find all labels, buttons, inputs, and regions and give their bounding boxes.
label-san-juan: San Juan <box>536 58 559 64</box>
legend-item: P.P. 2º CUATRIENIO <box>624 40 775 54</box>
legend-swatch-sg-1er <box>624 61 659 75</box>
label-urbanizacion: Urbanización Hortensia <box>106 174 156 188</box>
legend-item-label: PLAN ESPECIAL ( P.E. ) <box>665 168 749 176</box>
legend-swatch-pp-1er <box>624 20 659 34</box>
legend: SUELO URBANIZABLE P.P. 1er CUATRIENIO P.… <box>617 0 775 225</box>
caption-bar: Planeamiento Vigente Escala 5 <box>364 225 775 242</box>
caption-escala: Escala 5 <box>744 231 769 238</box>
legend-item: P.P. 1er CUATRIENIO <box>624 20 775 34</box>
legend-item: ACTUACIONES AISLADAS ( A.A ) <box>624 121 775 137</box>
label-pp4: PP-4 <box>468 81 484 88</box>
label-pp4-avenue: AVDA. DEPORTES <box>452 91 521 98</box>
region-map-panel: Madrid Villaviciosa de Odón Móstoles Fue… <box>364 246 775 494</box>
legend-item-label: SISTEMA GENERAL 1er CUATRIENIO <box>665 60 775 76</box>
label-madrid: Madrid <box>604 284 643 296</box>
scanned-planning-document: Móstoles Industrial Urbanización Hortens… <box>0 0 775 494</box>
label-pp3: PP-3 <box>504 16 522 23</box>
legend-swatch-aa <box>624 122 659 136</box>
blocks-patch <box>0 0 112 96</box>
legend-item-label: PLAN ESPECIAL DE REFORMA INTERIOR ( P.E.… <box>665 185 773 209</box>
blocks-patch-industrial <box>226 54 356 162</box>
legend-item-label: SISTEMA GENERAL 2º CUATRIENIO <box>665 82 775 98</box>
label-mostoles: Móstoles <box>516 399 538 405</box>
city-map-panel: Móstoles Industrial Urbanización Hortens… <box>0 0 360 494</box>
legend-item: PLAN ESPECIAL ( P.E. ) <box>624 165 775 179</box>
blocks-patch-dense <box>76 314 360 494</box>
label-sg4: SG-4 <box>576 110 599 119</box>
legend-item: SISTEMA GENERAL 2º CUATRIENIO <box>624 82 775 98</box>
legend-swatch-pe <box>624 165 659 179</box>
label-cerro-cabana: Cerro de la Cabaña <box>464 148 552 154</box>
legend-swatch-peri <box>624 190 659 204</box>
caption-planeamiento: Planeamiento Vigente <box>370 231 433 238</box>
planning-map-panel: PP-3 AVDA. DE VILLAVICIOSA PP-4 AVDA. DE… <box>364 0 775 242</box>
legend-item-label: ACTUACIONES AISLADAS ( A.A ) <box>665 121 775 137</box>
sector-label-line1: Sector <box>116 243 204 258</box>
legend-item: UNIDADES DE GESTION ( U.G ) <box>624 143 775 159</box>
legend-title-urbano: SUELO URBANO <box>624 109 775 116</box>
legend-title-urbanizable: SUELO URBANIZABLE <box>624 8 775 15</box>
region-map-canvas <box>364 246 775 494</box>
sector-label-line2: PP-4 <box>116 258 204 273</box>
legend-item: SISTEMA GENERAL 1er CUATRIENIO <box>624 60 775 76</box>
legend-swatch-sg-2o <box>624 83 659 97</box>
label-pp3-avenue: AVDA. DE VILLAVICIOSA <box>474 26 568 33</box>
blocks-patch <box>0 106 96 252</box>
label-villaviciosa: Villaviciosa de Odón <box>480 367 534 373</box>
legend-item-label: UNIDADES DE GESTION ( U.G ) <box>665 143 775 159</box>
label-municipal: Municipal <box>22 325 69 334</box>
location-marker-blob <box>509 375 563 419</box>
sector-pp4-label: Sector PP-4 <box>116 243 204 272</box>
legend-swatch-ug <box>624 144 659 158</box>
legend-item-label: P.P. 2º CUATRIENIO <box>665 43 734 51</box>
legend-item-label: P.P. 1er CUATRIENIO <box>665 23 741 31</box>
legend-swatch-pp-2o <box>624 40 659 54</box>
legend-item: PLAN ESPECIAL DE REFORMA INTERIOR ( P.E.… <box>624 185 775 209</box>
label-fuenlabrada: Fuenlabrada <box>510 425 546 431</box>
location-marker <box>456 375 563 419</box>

::::

## [PROBLEM DETAILS]
Reproduce the listing above line for line, from the first line to the last, without changing any character.

## [THE RESPONSE]
find all labels, buttons, inputs, and regions and give their bounding boxes.
label-san-juan: San Juan <box>536 58 559 64</box>
legend-item: P.P. 2º CUATRIENIO <box>624 40 775 54</box>
legend-swatch-sg-1er <box>624 61 659 75</box>
label-urbanizacion: Urbanización Hortensia <box>106 174 156 188</box>
legend-item-label: PLAN ESPECIAL ( P.E. ) <box>665 168 749 176</box>
legend-swatch-pp-1er <box>624 20 659 34</box>
legend: SUELO URBANIZABLE P.P. 1er CUATRIENIO P.… <box>617 0 775 225</box>
caption-bar: Planeamiento Vigente Escala 5 <box>364 225 775 242</box>
caption-escala: Escala 5 <box>744 231 769 238</box>
legend-item: P.P. 1er CUATRIENIO <box>624 20 775 34</box>
legend-item: ACTUACIONES AISLADAS ( A.A ) <box>624 121 775 137</box>
label-pp4: PP-4 <box>468 81 484 88</box>
label-pp4-avenue: AVDA. DEPORTES <box>452 91 521 98</box>
region-map-panel: Madrid Villaviciosa de Odón Móstoles Fue… <box>364 246 775 494</box>
legend-item-label: SISTEMA GENERAL 1er CUATRIENIO <box>665 60 775 76</box>
label-madrid: Madrid <box>604 284 643 296</box>
scanned-planning-document: Móstoles Industrial Urbanización Hortens… <box>0 0 775 494</box>
label-pp3: PP-3 <box>504 16 522 23</box>
legend-swatch-aa <box>624 122 659 136</box>
blocks-patch <box>0 0 112 96</box>
legend-item-label: PLAN ESPECIAL DE REFORMA INTERIOR ( P.E.… <box>665 185 773 209</box>
blocks-patch-industrial <box>226 54 356 162</box>
legend-item-label: SISTEMA GENERAL 2º CUATRIENIO <box>665 82 775 98</box>
label-mostoles: Móstoles <box>516 399 538 405</box>
city-map-panel: Móstoles Industrial Urbanización Hortens… <box>0 0 360 494</box>
legend-item: PLAN ESPECIAL ( P.E. ) <box>624 165 775 179</box>
blocks-patch-dense <box>76 314 360 494</box>
label-sg4: SG-4 <box>576 110 599 119</box>
legend-item: SISTEMA GENERAL 2º CUATRIENIO <box>624 82 775 98</box>
legend-swatch-pe <box>624 165 659 179</box>
label-cerro-cabana: Cerro de la Cabaña <box>464 148 552 154</box>
legend-swatch-peri <box>624 190 659 204</box>
caption-planeamiento: Planeamiento Vigente <box>370 231 433 238</box>
planning-map-panel: PP-3 AVDA. DE VILLAVICIOSA PP-4 AVDA. DE… <box>364 0 775 242</box>
legend-item-label: ACTUACIONES AISLADAS ( A.A ) <box>665 121 775 137</box>
sector-label-line1: Sector <box>116 243 204 258</box>
legend-item: UNIDADES DE GESTION ( U.G ) <box>624 143 775 159</box>
legend-title-urbano: SUELO URBANO <box>624 109 775 116</box>
legend-title-urbanizable: SUELO URBANIZABLE <box>624 8 775 15</box>
region-map-canvas <box>364 246 775 494</box>
sector-label-line2: PP-4 <box>116 258 204 273</box>
legend-item: SISTEMA GENERAL 1er CUATRIENIO <box>624 60 775 76</box>
legend-swatch-sg-2o <box>624 83 659 97</box>
label-pp3-avenue: AVDA. DE VILLAVICIOSA <box>474 26 568 33</box>
blocks-patch <box>0 106 96 252</box>
label-villaviciosa: Villaviciosa de Odón <box>480 367 534 373</box>
legend-item-label: UNIDADES DE GESTION ( U.G ) <box>665 143 775 159</box>
label-municipal: Municipal <box>22 325 69 334</box>
location-marker-blob <box>509 375 563 419</box>
sector-pp4-label: Sector PP-4 <box>116 243 204 272</box>
legend-swatch-ug <box>624 144 659 158</box>
legend-item-label: P.P. 2º CUATRIENIO <box>665 43 734 51</box>
legend-item-label: P.P. 1er CUATRIENIO <box>665 23 741 31</box>
legend-swatch-pp-2o <box>624 40 659 54</box>
legend-item: PLAN ESPECIAL DE REFORMA INTERIOR ( P.E.… <box>624 185 775 209</box>
label-fuenlabrada: Fuenlabrada <box>510 425 546 431</box>
location-marker <box>456 375 563 419</box>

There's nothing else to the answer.